### AVAILABLE RECORDS
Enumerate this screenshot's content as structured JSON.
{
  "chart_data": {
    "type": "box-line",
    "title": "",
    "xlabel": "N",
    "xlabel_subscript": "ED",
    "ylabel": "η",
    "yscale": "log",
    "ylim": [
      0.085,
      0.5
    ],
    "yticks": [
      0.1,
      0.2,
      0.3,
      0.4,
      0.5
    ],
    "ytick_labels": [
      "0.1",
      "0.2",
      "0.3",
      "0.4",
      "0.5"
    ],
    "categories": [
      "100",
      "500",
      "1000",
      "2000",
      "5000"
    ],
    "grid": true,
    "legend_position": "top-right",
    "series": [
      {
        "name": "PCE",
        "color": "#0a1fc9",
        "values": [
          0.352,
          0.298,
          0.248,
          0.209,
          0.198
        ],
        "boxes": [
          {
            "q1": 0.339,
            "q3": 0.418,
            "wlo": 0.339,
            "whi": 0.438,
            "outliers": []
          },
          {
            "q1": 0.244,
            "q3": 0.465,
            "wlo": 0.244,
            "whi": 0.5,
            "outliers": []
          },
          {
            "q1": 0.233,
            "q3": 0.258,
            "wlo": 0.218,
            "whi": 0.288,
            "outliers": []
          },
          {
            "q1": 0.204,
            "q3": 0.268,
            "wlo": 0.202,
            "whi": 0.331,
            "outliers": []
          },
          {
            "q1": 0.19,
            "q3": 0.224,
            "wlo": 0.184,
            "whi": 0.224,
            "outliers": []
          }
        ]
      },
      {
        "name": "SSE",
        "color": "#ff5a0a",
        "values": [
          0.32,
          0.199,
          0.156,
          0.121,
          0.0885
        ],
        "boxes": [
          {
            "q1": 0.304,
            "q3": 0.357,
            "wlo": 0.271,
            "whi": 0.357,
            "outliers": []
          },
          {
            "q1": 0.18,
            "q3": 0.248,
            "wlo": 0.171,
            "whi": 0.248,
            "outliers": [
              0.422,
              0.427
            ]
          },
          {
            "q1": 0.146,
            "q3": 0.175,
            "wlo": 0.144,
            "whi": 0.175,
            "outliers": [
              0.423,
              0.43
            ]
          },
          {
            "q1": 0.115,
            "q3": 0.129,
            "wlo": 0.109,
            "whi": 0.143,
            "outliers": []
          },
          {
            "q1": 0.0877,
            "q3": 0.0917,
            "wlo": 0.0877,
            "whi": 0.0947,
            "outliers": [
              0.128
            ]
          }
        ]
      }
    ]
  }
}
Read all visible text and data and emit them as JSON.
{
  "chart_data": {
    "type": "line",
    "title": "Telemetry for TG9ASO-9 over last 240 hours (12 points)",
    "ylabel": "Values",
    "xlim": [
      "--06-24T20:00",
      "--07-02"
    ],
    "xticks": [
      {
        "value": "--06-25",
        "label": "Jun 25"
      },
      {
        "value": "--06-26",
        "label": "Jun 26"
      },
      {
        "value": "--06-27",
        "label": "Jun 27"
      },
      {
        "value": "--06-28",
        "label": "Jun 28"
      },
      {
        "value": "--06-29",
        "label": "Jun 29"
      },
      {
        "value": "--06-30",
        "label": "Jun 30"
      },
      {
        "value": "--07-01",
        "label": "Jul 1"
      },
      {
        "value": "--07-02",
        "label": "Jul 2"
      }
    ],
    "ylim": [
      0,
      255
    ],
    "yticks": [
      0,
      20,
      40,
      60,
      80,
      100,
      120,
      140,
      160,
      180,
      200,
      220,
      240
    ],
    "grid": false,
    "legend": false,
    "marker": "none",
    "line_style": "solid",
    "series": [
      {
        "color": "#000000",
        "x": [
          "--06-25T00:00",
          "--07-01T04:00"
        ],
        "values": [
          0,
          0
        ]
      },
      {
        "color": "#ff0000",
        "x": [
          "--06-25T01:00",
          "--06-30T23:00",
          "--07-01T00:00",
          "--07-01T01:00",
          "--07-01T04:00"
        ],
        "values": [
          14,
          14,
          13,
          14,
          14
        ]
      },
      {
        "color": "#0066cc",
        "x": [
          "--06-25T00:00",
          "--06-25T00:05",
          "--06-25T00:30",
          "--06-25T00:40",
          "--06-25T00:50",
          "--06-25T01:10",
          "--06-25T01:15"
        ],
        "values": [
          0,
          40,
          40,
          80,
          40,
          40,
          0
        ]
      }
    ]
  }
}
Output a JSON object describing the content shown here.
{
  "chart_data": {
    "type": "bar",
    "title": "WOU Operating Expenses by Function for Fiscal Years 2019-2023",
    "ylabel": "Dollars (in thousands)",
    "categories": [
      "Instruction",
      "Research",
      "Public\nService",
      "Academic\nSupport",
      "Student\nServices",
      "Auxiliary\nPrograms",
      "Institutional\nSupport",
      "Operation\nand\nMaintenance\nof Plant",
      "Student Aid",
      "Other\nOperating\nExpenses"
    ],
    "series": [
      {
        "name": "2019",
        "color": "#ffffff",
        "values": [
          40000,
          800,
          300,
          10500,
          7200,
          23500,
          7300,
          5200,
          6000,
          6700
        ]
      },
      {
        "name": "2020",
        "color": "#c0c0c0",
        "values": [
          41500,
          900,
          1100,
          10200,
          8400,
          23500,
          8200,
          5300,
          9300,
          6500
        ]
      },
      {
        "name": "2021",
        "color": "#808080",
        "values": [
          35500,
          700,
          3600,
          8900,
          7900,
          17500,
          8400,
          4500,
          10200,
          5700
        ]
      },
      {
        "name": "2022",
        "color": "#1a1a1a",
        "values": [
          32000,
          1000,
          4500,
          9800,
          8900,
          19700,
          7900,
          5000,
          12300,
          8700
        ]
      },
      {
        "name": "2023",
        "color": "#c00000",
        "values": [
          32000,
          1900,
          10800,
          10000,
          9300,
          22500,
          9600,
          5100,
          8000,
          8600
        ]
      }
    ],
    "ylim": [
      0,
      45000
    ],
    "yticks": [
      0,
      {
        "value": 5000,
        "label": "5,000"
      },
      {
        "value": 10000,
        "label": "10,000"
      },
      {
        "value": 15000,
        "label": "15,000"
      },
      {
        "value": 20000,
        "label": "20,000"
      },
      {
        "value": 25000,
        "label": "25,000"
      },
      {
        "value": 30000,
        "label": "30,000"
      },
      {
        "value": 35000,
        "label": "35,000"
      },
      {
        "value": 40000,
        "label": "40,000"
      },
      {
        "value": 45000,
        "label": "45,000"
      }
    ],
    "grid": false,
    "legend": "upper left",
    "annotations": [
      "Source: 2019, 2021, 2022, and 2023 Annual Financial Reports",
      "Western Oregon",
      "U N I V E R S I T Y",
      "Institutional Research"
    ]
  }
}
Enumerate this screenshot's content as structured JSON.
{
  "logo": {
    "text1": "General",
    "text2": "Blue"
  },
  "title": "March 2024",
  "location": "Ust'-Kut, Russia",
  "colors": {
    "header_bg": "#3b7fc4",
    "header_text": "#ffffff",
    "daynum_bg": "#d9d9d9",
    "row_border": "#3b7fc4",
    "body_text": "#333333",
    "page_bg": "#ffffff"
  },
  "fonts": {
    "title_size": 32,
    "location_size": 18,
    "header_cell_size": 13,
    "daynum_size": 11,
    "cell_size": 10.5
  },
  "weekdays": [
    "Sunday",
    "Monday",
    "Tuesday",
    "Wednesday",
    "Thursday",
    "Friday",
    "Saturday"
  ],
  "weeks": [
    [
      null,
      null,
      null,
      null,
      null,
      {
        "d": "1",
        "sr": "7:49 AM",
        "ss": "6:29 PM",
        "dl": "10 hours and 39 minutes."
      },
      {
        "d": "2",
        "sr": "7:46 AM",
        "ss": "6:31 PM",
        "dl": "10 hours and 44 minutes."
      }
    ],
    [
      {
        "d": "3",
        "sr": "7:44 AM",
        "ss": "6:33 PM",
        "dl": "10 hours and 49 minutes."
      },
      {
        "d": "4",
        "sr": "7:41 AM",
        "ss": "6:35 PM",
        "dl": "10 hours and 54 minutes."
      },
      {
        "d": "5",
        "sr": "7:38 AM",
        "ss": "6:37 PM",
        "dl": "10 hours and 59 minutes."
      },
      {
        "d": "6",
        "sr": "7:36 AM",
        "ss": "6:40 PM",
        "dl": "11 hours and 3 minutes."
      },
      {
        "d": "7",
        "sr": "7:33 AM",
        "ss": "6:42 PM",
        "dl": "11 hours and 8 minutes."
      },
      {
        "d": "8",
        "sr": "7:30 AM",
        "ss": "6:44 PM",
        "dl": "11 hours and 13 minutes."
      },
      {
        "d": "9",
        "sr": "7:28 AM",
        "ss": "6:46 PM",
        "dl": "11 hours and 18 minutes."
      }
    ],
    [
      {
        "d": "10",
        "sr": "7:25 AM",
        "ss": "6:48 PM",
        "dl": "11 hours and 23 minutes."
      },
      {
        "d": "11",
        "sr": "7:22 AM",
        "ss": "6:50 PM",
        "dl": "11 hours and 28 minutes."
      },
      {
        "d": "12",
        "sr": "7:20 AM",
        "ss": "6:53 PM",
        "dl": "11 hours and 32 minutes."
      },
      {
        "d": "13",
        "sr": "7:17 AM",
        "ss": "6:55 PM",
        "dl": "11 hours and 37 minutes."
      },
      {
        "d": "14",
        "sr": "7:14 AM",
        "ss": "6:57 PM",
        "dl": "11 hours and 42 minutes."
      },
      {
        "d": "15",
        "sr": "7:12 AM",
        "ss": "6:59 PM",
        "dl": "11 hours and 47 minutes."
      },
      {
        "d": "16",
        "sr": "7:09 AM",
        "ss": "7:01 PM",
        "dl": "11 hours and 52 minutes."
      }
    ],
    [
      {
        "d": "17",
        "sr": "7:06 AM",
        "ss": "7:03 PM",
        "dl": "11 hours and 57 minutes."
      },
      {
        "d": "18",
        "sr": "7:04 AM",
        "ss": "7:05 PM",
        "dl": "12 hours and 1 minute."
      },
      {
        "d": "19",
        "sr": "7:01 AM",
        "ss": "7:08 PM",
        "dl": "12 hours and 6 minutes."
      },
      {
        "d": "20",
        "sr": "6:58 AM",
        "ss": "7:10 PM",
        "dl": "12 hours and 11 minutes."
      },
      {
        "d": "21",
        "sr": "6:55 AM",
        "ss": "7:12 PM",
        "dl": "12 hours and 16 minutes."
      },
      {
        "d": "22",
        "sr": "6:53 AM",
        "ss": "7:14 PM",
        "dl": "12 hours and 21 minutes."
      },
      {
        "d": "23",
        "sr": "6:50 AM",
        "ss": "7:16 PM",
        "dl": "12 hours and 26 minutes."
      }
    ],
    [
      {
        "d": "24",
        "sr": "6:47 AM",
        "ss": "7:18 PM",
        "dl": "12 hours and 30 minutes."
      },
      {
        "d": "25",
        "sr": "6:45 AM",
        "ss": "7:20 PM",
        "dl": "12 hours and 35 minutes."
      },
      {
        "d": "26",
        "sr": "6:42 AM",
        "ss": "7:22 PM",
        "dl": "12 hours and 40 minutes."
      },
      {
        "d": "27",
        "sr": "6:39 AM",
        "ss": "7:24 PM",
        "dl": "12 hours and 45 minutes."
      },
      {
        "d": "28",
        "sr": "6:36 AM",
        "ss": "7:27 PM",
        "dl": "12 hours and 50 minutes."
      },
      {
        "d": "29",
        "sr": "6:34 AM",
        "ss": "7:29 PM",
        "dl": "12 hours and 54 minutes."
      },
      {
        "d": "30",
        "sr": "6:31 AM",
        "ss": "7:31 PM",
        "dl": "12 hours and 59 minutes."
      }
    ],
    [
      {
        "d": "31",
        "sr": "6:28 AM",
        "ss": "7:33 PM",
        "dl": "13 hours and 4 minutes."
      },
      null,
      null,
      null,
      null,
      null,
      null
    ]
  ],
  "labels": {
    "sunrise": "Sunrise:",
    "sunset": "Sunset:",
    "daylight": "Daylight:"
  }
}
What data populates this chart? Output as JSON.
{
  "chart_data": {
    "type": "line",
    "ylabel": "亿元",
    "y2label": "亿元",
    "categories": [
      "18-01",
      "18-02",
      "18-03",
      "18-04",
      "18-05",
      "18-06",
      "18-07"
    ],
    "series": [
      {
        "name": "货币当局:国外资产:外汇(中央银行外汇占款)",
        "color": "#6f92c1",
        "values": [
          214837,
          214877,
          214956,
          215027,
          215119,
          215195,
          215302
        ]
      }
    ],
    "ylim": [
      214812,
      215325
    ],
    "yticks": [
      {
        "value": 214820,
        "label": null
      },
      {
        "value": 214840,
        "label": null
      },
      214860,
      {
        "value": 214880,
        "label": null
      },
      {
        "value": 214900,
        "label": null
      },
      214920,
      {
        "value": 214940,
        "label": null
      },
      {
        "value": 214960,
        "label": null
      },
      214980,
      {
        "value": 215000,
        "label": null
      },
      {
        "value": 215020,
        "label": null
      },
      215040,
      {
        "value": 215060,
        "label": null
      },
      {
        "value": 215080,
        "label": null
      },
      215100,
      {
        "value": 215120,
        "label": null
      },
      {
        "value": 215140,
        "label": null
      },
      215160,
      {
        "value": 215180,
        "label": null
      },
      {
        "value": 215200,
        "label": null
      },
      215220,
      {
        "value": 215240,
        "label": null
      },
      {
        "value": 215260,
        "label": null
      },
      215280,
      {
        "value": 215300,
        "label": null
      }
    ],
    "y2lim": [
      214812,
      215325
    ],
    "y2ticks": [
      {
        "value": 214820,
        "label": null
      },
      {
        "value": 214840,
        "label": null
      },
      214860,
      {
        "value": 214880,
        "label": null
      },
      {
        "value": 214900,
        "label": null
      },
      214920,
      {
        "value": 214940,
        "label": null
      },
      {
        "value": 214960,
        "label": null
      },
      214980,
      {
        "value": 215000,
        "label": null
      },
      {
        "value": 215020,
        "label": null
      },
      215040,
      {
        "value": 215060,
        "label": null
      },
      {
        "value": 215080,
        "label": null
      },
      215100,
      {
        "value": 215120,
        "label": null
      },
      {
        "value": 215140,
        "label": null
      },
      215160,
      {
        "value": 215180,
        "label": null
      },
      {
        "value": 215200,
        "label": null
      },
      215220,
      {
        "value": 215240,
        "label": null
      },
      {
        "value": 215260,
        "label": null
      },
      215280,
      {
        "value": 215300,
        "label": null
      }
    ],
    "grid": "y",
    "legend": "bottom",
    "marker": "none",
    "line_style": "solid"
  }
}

### GOAL
Check every line for "nSupport" and show the ones that have it.

### SOLUTION FOR THIS EXERCISE
      "Academic\nSupport",
      "Institutional\nSupport",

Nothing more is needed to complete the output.